The exercise:
Switch "bathtub" to "soaking-tub" in the entries from the line with "pouf-2 — [343, 250, 348, 255]" to the line with "pouf-1 — [344, 243, 350, 249]", and write out only those lines with nothing else altered.
——
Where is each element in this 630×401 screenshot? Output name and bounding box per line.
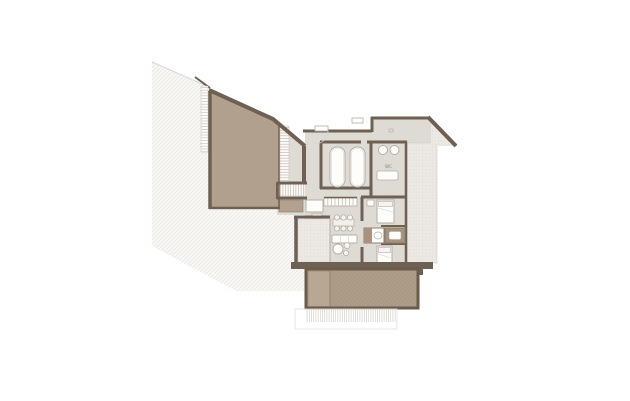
pouf-2 — [343, 250, 348, 255]
nightstand-bedroom1 — [367, 200, 374, 206]
bathtub-left — [330, 147, 345, 187]
dining-chair-4 — [334, 226, 339, 231]
upper-terrace-deck — [211, 92, 279, 208]
floor-plan-drawing: WC — [0, 0, 630, 401]
kitchen-block — [279, 200, 303, 212]
sink-right — [390, 146, 399, 155]
toilet — [377, 171, 398, 180]
patio-terrace-left — [298, 219, 330, 262]
interior-stair-upper-base — [280, 126, 289, 183]
stair-side-wall — [302, 146, 306, 183]
kitchen-island — [306, 200, 323, 212]
wc-label: WC — [385, 164, 392, 169]
bathtub-right — [350, 147, 365, 187]
pouf-1 — [344, 243, 350, 249]
pillow-bedroom2 — [379, 248, 391, 253]
dining-chair-5 — [341, 226, 346, 231]
pergola-slats — [307, 309, 395, 322]
floor-plan-page: WC — [0, 0, 630, 401]
site-area-lower-left — [152, 210, 306, 291]
site-area-upper-left — [152, 62, 209, 210]
vanity-cabinet — [364, 228, 372, 243]
pillow-bedroom1 — [379, 202, 393, 207]
dining-chair-3 — [347, 215, 352, 220]
dining-chair-2 — [341, 215, 346, 220]
coffee-table — [333, 244, 343, 254]
dining-chair-1 — [334, 215, 339, 220]
sofa — [332, 235, 357, 243]
kitchen-counter — [324, 198, 357, 206]
sink-left — [379, 146, 388, 155]
vanity-sink — [374, 232, 382, 239]
plan-layer: WC — [152, 62, 456, 329]
door-leaf-top — [352, 118, 363, 123]
dining-chair-6 — [347, 226, 352, 231]
tiled-terrace-right — [407, 143, 437, 263]
pool-terrace-strip — [309, 272, 330, 306]
door-leaf-hall — [315, 126, 328, 131]
shower-tray — [389, 232, 401, 240]
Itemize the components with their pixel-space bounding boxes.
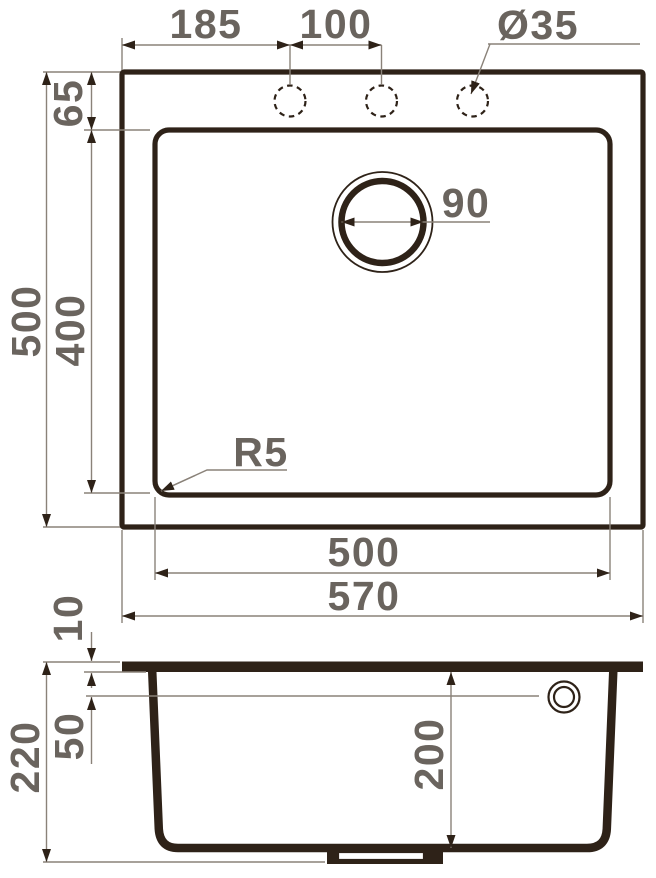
——
Exercise answer:
pouf-2 — [343, 250, 348, 255]
nightstand-bedroom1 — [367, 200, 374, 206]
soaking-tub-left — [330, 147, 345, 187]
dining-chair-4 — [334, 226, 339, 231]
upper-terrace-deck — [211, 92, 279, 208]
floor-plan-drawing: WC — [0, 0, 630, 401]
kitchen-block — [279, 200, 303, 212]
sink-right — [390, 146, 399, 155]
toilet — [377, 171, 398, 180]
patio-terrace-left — [298, 219, 330, 262]
interior-stair-upper-base — [280, 126, 289, 183]
stair-side-wall — [302, 146, 306, 183]
kitchen-island — [306, 200, 323, 212]
wc-label: WC — [385, 164, 392, 169]
soaking-tub-right — [350, 147, 365, 187]
pouf-1 — [344, 243, 350, 249]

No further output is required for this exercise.